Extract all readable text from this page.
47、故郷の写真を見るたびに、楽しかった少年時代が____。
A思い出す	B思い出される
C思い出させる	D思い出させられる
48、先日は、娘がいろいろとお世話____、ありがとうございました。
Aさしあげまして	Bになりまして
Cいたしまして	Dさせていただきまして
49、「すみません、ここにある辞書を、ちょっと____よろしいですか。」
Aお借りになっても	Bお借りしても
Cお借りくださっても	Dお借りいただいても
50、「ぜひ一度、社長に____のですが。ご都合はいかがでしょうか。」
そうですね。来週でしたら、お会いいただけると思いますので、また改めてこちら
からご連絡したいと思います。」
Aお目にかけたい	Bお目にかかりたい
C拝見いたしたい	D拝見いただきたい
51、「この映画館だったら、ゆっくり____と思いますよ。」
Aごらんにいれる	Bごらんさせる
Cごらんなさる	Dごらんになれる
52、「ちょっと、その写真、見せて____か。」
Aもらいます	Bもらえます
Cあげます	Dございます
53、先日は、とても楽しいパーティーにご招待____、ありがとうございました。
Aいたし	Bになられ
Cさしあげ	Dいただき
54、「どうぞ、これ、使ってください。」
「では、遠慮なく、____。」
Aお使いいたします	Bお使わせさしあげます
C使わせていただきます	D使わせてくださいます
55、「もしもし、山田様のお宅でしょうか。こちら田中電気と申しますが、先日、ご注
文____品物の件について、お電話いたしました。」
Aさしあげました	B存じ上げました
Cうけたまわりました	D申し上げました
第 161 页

******************************

### [Instruction]
Reproduce every entry shown above, precisely as it stands.

### [Exercise solution]
Extract all readable text from this page.
47、故郷の写真を見るたびに、楽しかった少年時代が____。
A思い出す	B思い出される
C思い出させる	D思い出させられる
48、先日は、娘がいろいろとお世話____、ありがとうございました。
Aさしあげまして	Bになりまして
Cいたしまして	Dさせていただきまして
49、「すみません、ここにある辞書を、ちょっと____よろしいですか。」
Aお借りになっても	Bお借りしても
Cお借りくださっても	Dお借りいただいても
50、「ぜひ一度、社長に____のですが。ご都合はいかがでしょうか。」
そうですね。来週でしたら、お会いいただけると思いますので、また改めてこちら
からご連絡したいと思います。」
Aお目にかけたい	Bお目にかかりたい
C拝見いたしたい	D拝見いただきたい
51、「この映画館だったら、ゆっくり____と思いますよ。」
Aごらんにいれる	Bごらんさせる
Cごらんなさる	Dごらんになれる
52、「ちょっと、その写真、見せて____か。」
Aもらいます	Bもらえます
Cあげます	Dございます
53、先日は、とても楽しいパーティーにご招待____、ありがとうございました。
Aいたし	Bになられ
Cさしあげ	Dいただき
54、「どうぞ、これ、使ってください。」
「では、遠慮なく、____。」
Aお使いいたします	Bお使わせさしあげます
C使わせていただきます	D使わせてくださいます
55、「もしもし、山田様のお宅でしょうか。こちら田中電気と申しますが、先日、ご注
文____品物の件について、お電話いたしました。」
Aさしあげました	B存じ上げました
Cうけたまわりました	D申し上げました
第 161 页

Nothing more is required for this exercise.